▼▼▼
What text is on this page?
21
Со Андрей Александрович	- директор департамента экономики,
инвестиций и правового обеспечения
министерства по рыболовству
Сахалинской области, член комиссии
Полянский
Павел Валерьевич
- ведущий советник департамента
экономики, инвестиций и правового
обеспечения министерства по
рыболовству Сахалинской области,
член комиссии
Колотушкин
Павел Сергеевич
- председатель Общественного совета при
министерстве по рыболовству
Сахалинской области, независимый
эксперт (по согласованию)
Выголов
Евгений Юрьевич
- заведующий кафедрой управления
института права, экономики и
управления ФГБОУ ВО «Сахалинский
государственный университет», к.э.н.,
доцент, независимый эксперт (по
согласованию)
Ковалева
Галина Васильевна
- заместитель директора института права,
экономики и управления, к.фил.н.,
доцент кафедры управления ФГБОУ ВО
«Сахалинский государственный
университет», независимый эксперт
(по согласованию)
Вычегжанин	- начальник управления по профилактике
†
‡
▲▲▲
▼▼▼
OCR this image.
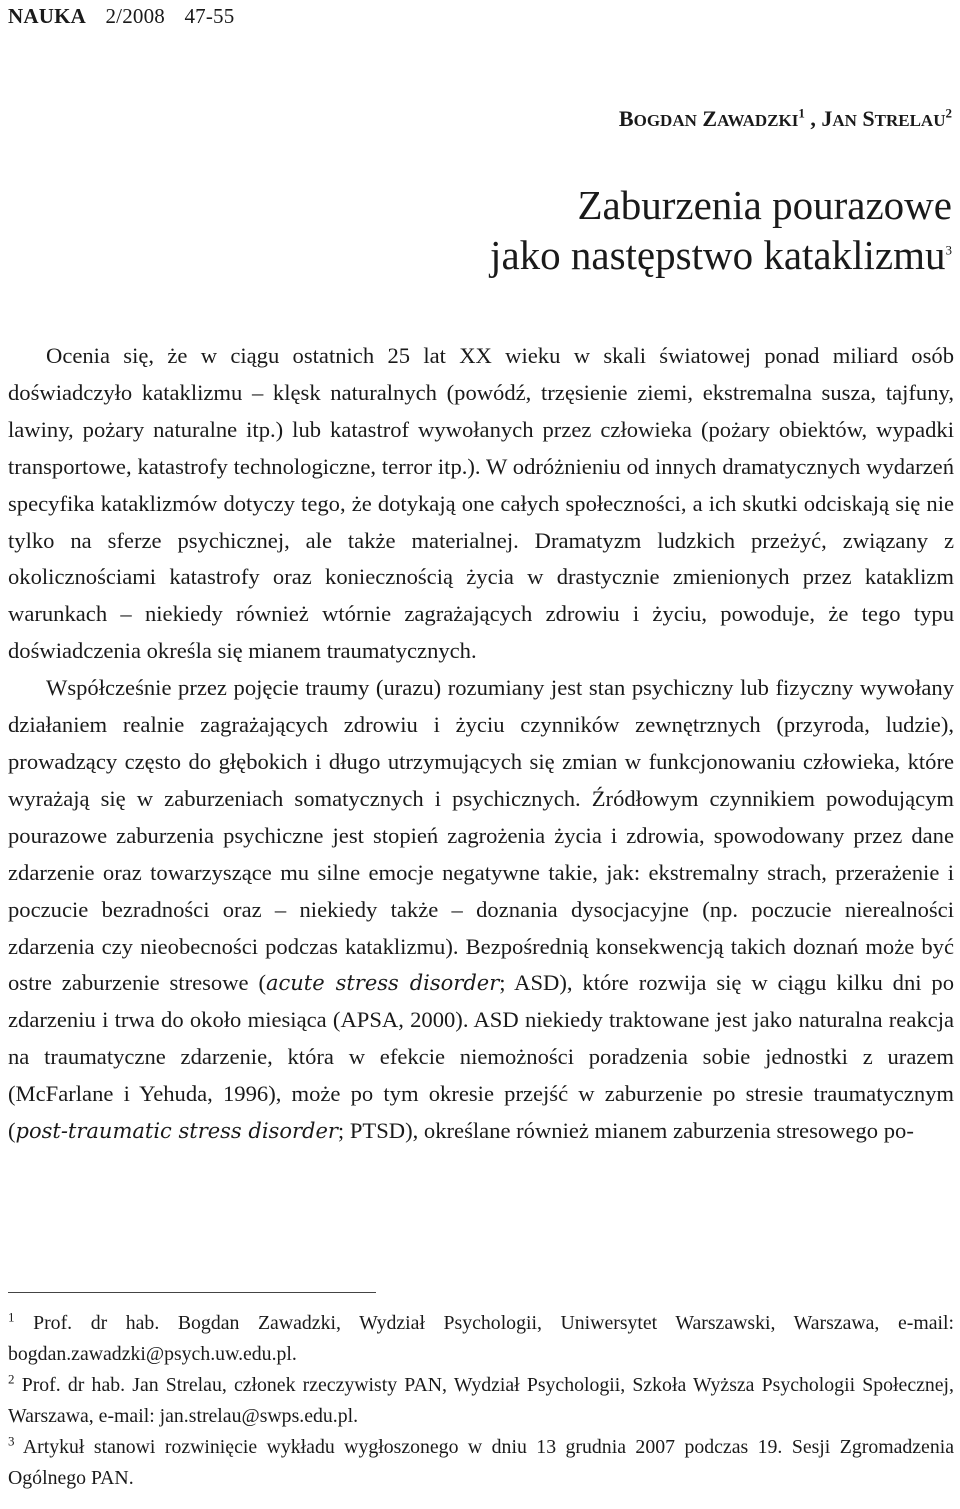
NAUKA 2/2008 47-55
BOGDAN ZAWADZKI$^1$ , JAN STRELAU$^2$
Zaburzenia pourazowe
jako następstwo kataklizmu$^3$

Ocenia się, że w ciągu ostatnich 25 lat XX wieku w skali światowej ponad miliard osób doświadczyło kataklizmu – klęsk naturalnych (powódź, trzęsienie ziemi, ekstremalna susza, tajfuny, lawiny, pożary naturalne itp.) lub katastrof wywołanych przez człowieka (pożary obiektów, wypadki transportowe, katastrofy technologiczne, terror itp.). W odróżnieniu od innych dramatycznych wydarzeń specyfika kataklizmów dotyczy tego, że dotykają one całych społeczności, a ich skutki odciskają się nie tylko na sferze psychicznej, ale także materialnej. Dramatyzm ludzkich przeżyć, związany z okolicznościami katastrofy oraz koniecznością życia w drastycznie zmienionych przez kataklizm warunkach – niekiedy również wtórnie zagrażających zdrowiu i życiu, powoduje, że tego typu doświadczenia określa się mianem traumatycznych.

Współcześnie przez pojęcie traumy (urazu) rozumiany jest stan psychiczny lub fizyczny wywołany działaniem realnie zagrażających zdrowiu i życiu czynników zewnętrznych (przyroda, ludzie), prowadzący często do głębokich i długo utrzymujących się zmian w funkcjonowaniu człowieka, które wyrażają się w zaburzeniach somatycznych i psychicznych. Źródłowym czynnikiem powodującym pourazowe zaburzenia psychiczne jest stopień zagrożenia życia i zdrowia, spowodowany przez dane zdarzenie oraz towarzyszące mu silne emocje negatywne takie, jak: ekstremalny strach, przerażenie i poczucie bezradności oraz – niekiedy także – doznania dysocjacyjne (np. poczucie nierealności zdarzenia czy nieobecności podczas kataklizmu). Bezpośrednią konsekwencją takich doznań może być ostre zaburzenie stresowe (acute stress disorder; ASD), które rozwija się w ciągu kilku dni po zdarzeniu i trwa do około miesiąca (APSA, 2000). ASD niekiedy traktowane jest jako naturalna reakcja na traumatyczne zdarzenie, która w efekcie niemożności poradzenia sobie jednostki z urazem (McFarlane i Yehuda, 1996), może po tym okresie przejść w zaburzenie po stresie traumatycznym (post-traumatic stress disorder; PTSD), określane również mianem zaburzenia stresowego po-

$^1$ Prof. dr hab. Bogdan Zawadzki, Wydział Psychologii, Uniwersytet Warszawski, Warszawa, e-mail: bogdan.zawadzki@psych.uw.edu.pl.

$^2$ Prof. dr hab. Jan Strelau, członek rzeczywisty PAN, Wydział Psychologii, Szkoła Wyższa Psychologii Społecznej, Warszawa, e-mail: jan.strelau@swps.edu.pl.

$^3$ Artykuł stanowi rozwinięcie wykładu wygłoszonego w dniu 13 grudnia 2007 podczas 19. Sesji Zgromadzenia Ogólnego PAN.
▲▲▲
▼▼▼
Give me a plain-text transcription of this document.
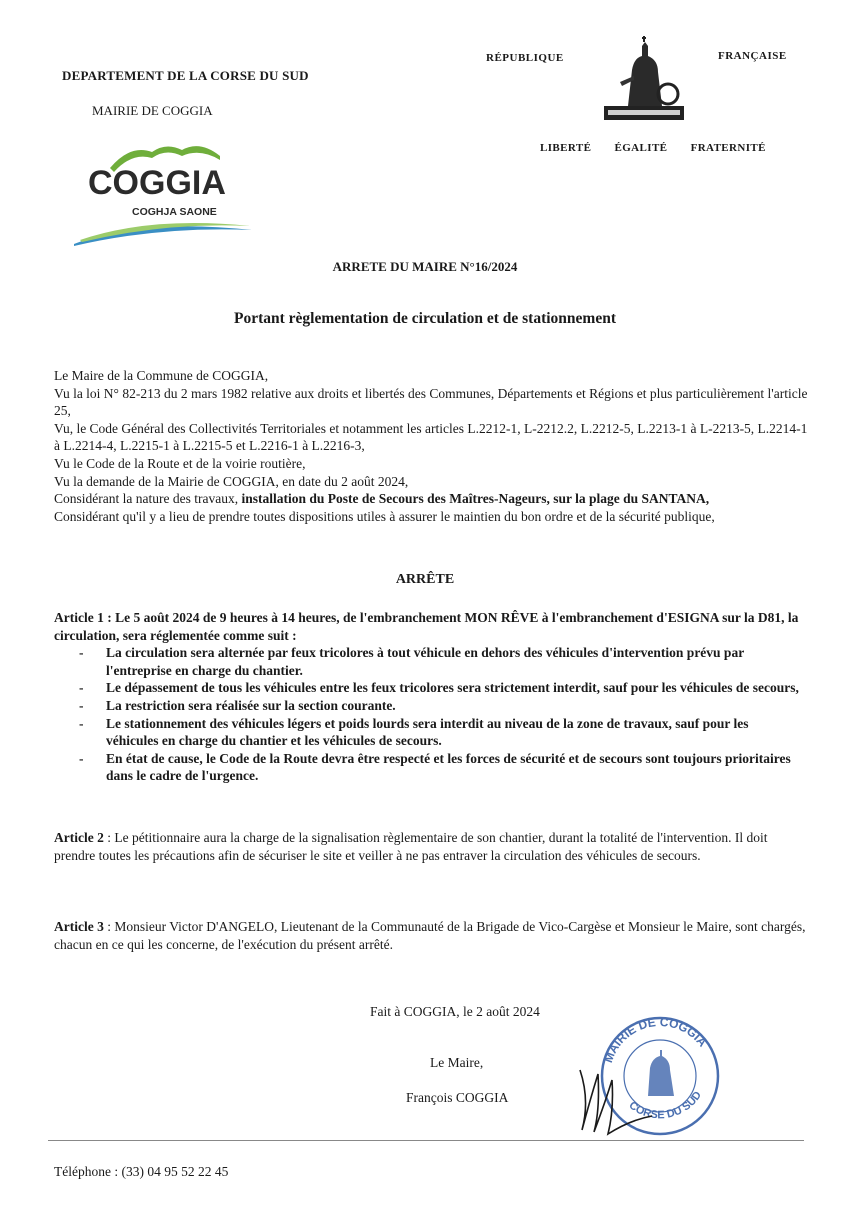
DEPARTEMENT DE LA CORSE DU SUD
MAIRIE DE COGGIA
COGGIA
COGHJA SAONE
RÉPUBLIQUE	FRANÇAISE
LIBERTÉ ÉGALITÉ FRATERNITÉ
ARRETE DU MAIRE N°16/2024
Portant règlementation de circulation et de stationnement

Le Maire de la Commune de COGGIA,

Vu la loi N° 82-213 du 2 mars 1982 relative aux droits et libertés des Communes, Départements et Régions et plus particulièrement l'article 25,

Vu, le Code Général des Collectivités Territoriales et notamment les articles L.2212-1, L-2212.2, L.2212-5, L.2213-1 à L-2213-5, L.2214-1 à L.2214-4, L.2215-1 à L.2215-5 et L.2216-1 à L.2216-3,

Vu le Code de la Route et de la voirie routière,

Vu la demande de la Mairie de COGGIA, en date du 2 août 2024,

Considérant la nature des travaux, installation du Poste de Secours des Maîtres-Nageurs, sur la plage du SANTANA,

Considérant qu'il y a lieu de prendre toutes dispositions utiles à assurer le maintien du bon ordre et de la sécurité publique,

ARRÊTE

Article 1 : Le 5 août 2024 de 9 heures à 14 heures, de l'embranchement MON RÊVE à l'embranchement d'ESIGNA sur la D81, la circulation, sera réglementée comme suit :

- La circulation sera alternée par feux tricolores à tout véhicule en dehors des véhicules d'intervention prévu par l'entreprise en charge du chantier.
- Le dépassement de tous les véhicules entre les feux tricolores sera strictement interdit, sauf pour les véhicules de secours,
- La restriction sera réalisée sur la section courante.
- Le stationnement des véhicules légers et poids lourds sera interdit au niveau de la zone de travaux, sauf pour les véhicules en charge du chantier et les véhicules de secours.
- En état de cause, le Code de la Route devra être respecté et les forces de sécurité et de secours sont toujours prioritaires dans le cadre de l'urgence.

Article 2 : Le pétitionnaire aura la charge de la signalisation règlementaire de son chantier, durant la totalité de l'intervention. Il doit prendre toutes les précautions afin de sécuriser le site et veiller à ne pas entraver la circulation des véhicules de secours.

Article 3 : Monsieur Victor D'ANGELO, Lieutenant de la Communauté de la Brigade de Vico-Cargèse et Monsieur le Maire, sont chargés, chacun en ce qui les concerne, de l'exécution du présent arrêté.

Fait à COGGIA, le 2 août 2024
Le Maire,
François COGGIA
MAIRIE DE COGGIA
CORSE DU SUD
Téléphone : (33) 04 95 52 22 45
▲▲▲
- Exercise objective
State the number of lines in these entries that include the string "обеспечения". Provide nothing beyond that number.

- Exercise answer
2